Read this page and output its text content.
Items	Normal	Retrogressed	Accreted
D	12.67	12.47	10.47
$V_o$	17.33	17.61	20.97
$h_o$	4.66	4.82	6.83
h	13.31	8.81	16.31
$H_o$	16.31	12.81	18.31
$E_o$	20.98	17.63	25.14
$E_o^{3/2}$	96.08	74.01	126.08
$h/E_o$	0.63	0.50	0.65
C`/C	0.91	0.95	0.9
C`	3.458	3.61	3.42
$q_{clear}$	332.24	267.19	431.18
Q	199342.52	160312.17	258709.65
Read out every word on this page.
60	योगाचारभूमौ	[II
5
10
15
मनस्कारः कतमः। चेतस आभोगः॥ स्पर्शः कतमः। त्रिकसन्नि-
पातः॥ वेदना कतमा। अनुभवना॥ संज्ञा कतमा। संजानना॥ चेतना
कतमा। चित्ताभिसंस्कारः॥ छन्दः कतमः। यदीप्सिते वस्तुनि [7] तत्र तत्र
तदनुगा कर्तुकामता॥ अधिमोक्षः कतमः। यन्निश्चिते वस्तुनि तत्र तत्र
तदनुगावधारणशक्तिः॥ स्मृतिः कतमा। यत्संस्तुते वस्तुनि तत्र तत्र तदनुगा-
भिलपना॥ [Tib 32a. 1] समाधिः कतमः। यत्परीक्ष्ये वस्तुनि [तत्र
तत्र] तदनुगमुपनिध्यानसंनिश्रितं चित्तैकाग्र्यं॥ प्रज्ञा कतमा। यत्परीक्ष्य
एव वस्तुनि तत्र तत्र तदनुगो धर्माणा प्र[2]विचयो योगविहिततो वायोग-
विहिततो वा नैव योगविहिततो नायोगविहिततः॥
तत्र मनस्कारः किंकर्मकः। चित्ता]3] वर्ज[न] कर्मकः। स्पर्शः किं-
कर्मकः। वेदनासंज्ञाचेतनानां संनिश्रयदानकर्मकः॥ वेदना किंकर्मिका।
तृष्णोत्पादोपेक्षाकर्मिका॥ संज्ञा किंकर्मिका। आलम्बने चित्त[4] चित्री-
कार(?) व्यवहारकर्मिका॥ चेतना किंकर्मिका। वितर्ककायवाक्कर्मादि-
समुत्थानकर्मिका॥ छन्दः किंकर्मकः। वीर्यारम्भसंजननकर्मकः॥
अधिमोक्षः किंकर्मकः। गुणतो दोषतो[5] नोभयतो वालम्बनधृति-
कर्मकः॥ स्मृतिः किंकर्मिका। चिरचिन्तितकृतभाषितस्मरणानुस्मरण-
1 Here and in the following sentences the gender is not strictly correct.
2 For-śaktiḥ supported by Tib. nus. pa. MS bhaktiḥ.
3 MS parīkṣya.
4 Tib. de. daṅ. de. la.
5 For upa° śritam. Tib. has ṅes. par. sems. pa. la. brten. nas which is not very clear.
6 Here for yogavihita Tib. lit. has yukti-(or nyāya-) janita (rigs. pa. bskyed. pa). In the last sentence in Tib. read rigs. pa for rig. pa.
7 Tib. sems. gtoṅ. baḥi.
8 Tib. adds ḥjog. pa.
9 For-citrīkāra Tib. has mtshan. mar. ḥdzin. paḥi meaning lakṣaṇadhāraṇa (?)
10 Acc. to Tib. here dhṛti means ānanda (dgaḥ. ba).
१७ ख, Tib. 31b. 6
━━━━━━━━━━
■ WORK REQUIRED
Return every line holding the word "sems" from the records.

■ ANSWER FOR THIS EXERCISE
5 For upa° śritam. Tib. has ṅes. par. sems. pa. la. brten. nas which is not very clear.
7 Tib. sems. gtoṅ. baḥi.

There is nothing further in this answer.